Task to carry out: Copy out every line of the records below without any changes, but leave the pictures out.

____ Dataset content

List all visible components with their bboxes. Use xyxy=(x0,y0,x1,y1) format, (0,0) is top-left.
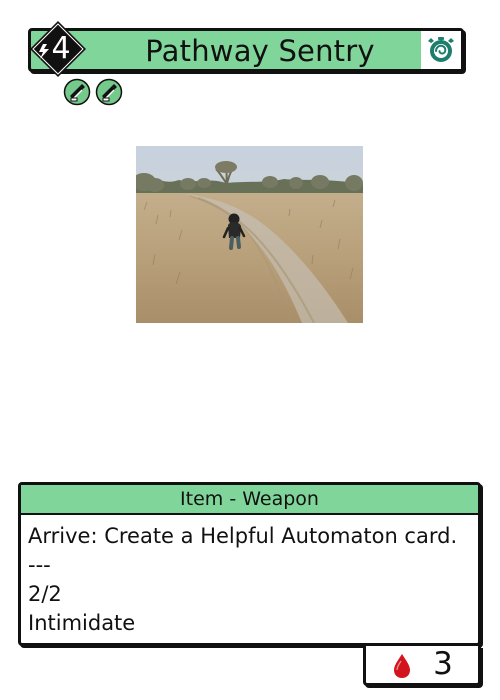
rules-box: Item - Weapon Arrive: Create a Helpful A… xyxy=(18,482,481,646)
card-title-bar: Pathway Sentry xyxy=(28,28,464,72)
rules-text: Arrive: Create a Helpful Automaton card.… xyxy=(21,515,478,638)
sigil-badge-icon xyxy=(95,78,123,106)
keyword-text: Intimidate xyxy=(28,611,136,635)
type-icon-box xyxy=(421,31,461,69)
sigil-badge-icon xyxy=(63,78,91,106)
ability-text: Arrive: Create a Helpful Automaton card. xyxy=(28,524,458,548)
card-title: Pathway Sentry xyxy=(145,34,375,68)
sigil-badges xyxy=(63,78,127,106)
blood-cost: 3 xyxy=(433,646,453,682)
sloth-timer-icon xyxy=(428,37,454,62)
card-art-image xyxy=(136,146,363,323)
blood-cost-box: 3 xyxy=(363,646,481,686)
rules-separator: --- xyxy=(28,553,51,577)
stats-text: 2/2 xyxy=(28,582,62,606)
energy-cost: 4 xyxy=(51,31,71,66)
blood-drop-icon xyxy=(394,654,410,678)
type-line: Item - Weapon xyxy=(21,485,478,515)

________

Output of the exercise:
List all visible components with their bboxes. Use xyxy=(x0,y0,x1,y1) format, (0,0) is top-left.
rules-box: Item - Weapon Arrive: Create a Helpful A… xyxy=(18,482,481,646)
card-title-bar: Pathway Sentry xyxy=(28,28,464,72)
rules-text: Arrive: Create a Helpful Automaton card.… xyxy=(21,515,478,638)
sigil-badge-icon xyxy=(95,78,123,106)
keyword-text: Intimidate xyxy=(28,611,136,635)
type-icon-box xyxy=(421,31,461,69)
sigil-badge-icon xyxy=(63,78,91,106)
ability-text: Arrive: Create a Helpful Automaton card. xyxy=(28,524,458,548)
card-title: Pathway Sentry xyxy=(145,34,375,68)
sigil-badges xyxy=(63,78,127,106)
blood-cost: 3 xyxy=(433,646,453,682)
sloth-timer-icon xyxy=(428,37,454,62)
card-art-image xyxy=(136,146,363,323)
blood-cost-box: 3 xyxy=(363,646,481,686)
rules-separator: --- xyxy=(28,553,51,577)
stats-text: 2/2 xyxy=(28,582,62,606)
energy-cost: 4 xyxy=(51,31,71,66)
blood-drop-icon xyxy=(394,654,410,678)
type-line: Item - Weapon xyxy=(21,485,478,515)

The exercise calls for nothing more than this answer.